Source records:
§ §

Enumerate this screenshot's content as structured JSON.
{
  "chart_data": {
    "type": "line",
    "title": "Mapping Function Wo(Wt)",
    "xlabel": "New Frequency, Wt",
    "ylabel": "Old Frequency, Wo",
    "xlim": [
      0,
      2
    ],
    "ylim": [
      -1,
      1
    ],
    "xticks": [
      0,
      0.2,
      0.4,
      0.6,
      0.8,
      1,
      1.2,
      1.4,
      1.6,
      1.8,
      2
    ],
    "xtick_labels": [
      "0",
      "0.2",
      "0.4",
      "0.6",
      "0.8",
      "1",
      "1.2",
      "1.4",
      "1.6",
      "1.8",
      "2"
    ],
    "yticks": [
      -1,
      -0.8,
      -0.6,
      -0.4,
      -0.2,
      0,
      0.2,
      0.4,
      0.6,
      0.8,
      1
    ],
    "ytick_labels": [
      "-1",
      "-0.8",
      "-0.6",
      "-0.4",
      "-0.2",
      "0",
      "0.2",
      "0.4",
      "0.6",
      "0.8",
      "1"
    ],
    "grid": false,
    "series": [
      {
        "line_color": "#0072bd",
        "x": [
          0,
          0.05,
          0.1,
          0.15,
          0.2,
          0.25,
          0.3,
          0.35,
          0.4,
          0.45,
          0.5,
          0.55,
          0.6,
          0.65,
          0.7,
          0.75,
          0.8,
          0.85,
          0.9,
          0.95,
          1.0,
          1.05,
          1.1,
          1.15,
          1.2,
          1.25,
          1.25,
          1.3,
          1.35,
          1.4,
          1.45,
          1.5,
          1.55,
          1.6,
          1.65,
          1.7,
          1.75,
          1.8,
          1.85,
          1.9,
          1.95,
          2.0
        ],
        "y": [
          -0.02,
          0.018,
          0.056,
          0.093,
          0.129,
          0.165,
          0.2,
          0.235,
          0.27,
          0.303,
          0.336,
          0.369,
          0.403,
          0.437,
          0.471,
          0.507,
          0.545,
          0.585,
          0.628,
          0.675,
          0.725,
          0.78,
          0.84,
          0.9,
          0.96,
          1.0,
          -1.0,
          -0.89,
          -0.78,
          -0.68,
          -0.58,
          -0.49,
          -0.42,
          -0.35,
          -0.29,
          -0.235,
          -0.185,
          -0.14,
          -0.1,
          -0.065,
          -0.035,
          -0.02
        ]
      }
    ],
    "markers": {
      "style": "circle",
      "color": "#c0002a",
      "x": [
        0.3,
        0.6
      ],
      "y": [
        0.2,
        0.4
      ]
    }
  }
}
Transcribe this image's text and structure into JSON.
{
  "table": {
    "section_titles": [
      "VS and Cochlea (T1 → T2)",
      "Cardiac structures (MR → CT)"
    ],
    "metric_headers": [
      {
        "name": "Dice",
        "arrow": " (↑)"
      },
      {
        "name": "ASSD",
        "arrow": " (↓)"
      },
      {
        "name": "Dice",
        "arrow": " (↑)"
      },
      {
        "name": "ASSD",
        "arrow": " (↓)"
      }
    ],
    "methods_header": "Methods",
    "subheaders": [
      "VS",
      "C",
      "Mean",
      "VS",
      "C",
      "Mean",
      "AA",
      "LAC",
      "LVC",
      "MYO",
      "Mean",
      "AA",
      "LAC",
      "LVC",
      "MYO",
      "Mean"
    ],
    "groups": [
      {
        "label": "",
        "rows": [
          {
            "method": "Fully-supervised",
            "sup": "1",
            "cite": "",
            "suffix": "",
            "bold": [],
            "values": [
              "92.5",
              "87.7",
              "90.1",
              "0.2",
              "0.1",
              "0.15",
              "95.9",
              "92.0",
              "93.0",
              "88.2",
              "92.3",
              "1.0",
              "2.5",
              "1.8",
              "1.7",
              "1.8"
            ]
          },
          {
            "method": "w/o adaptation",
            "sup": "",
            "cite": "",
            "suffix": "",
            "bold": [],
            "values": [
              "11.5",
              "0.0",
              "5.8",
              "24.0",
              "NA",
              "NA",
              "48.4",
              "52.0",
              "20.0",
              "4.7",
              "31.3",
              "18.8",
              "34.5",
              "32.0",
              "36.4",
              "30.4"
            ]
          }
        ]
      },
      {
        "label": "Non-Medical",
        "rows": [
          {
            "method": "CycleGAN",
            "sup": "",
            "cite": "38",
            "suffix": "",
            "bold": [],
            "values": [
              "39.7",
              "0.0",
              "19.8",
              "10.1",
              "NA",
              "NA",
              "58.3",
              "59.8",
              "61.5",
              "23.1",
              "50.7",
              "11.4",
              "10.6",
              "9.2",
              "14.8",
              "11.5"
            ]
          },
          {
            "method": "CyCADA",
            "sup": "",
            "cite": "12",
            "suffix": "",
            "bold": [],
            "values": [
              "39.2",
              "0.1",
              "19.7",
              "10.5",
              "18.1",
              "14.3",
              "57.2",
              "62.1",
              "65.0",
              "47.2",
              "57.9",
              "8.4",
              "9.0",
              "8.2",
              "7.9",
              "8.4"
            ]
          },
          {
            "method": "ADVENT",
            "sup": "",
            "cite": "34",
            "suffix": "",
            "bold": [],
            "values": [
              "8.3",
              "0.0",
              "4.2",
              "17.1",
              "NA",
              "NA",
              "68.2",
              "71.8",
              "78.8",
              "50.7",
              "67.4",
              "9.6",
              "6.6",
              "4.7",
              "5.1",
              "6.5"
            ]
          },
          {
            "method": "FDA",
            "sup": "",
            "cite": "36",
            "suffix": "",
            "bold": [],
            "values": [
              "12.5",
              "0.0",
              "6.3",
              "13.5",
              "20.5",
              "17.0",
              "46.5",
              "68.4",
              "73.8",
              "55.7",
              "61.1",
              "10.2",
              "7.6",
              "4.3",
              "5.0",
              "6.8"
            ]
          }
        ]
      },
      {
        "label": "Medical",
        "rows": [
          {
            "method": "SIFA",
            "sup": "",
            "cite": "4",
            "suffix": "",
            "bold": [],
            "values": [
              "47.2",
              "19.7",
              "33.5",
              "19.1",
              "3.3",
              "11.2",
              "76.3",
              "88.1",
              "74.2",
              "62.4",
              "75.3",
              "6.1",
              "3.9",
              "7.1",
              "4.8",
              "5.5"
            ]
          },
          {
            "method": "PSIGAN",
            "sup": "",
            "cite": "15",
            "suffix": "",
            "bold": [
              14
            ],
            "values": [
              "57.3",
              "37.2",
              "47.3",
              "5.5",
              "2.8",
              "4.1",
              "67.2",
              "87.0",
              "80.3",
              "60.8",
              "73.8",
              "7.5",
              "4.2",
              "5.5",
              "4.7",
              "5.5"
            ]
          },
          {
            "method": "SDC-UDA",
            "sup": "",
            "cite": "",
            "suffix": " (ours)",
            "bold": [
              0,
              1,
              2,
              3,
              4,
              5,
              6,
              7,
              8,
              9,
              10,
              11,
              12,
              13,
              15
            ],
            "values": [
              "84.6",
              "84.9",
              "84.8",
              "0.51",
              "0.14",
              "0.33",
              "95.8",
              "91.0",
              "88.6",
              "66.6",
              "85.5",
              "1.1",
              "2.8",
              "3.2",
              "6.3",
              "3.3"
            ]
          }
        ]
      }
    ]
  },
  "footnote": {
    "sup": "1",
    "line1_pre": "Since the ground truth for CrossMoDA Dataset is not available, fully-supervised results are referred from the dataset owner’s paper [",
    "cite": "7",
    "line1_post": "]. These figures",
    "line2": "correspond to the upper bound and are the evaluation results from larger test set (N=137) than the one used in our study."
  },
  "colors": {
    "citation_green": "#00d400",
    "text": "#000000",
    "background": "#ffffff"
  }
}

§ §

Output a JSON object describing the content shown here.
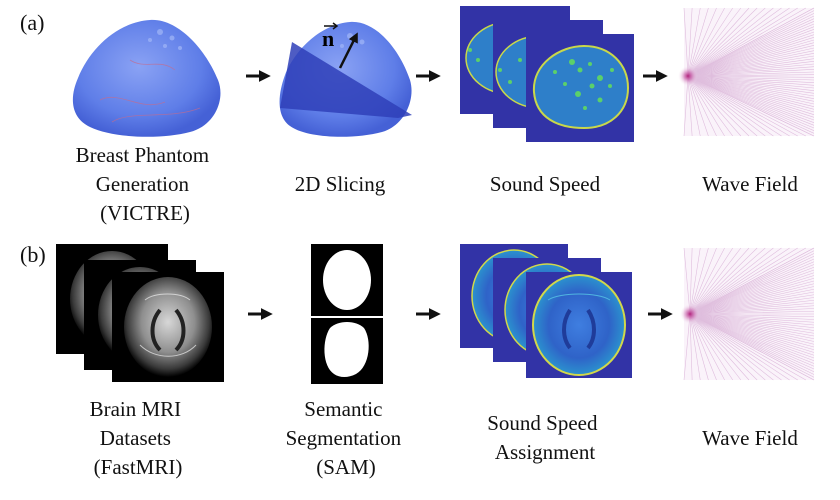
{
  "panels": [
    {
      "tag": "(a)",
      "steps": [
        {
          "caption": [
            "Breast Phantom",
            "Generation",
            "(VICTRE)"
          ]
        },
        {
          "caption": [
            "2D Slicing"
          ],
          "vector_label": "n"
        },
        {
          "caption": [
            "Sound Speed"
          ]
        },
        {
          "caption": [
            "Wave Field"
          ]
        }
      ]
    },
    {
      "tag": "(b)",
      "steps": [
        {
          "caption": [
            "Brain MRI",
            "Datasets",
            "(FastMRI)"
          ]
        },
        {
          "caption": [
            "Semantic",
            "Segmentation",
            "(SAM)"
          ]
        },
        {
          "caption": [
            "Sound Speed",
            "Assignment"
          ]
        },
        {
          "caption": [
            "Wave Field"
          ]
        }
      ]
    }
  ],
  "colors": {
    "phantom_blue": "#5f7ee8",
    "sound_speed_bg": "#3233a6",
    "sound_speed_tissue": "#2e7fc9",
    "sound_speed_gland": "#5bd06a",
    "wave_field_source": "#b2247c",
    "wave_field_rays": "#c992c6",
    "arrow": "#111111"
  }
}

§ §

Find all lines where the word "this" appears. Copy them.

Enumerate this screenshot's content as structured JSON.
Transcribe this image's text and structure into JSON.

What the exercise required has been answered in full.